TASK PROMPT
Reproduce the material in full, unchanged.

RECORDS PROVIDED
##############################
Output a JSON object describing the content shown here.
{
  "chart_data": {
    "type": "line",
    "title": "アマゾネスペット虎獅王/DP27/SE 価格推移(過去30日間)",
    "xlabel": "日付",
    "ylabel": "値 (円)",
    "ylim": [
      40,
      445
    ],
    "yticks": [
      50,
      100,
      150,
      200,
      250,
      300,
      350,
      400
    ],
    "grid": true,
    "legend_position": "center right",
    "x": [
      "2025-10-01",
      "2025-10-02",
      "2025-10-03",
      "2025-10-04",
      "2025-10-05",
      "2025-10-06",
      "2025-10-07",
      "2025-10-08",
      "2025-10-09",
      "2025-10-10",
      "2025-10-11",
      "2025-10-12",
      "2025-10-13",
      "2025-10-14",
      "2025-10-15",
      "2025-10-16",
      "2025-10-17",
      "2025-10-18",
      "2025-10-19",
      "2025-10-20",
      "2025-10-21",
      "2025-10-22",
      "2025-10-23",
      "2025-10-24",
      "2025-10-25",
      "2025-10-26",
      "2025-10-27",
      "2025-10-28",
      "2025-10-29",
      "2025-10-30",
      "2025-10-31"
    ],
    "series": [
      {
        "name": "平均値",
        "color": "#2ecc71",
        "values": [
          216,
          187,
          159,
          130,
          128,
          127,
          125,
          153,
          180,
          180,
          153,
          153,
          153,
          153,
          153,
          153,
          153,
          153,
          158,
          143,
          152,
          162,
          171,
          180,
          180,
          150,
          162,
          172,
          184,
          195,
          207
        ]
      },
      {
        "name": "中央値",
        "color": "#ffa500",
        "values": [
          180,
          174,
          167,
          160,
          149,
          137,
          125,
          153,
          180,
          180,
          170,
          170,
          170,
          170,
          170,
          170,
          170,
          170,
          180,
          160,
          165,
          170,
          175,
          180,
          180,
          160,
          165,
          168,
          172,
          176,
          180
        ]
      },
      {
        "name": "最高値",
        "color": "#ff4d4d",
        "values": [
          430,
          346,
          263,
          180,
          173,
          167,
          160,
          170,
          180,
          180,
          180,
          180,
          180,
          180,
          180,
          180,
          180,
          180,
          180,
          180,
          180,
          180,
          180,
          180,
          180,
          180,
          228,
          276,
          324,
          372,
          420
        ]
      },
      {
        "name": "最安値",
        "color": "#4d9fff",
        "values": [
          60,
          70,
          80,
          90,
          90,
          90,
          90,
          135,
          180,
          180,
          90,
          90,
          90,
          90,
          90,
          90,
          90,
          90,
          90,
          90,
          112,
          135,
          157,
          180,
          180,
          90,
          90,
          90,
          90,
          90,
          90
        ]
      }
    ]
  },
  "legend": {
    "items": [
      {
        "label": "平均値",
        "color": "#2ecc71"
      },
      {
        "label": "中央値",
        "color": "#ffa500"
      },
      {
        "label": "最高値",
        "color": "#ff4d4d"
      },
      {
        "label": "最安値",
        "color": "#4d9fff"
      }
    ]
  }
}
##############################
ANSWER TO THIS PROBLEM
Output a JSON object describing the content shown here.
{
  "chart_data": {
    "type": "line",
    "title": "アマゾネスペット虎獅王/DP27/SE 価格推移(過去30日間)",
    "xlabel": "日付",
    "ylabel": "値 (円)",
    "ylim": [
      40,
      445
    ],
    "yticks": [
      50,
      100,
      150,
      200,
      250,
      300,
      350,
      400
    ],
    "grid": true,
    "legend_position": "center right",
    "x": [
      "2025-10-01",
      "2025-10-02",
      "2025-10-03",
      "2025-10-04",
      "2025-10-05",
      "2025-10-06",
      "2025-10-07",
      "2025-10-08",
      "2025-10-09",
      "2025-10-10",
      "2025-10-11",
      "2025-10-12",
      "2025-10-13",
      "2025-10-14",
      "2025-10-15",
      "2025-10-16",
      "2025-10-17",
      "2025-10-18",
      "2025-10-19",
      "2025-10-20",
      "2025-10-21",
      "2025-10-22",
      "2025-10-23",
      "2025-10-24",
      "2025-10-25",
      "2025-10-26",
      "2025-10-27",
      "2025-10-28",
      "2025-10-29",
      "2025-10-30",
      "2025-10-31"
    ],
    "series": [
      {
        "name": "平均値",
        "color": "#2ecc71",
        "values": [
          216,
          187,
          159,
          130,
          128,
          127,
          125,
          153,
          180,
          180,
          153,
          153,
          153,
          153,
          153,
          153,
          153,
          153,
          158,
          143,
          152,
          162,
          171,
          180,
          180,
          150,
          162,
          172,
          184,
          195,
          207
        ]
      },
      {
        "name": "中央値",
        "color": "#ffa500",
        "values": [
          180,
          174,
          167,
          160,
          149,
          137,
          125,
          153,
          180,
          180,
          170,
          170,
          170,
          170,
          170,
          170,
          170,
          170,
          180,
          160,
          165,
          170,
          175,
          180,
          180,
          160,
          165,
          168,
          172,
          176,
          180
        ]
      },
      {
        "name": "最高値",
        "color": "#ff4d4d",
        "values": [
          430,
          346,
          263,
          180,
          173,
          167,
          160,
          170,
          180,
          180,
          180,
          180,
          180,
          180,
          180,
          180,
          180,
          180,
          180,
          180,
          180,
          180,
          180,
          180,
          180,
          180,
          228,
          276,
          324,
          372,
          420
        ]
      },
      {
        "name": "最安値",
        "color": "#4d9fff",
        "values": [
          60,
          70,
          80,
          90,
          90,
          90,
          90,
          135,
          180,
          180,
          90,
          90,
          90,
          90,
          90,
          90,
          90,
          90,
          90,
          90,
          112,
          135,
          157,
          180,
          180,
          90,
          90,
          90,
          90,
          90,
          90
        ]
      }
    ]
  },
  "legend": {
    "items": [
      {
        "label": "平均値",
        "color": "#2ecc71"
      },
      {
        "label": "中央値",
        "color": "#ffa500"
      },
      {
        "label": "最高値",
        "color": "#ff4d4d"
      },
      {
        "label": "最安値",
        "color": "#4d9fff"
      }
    ]
  }
}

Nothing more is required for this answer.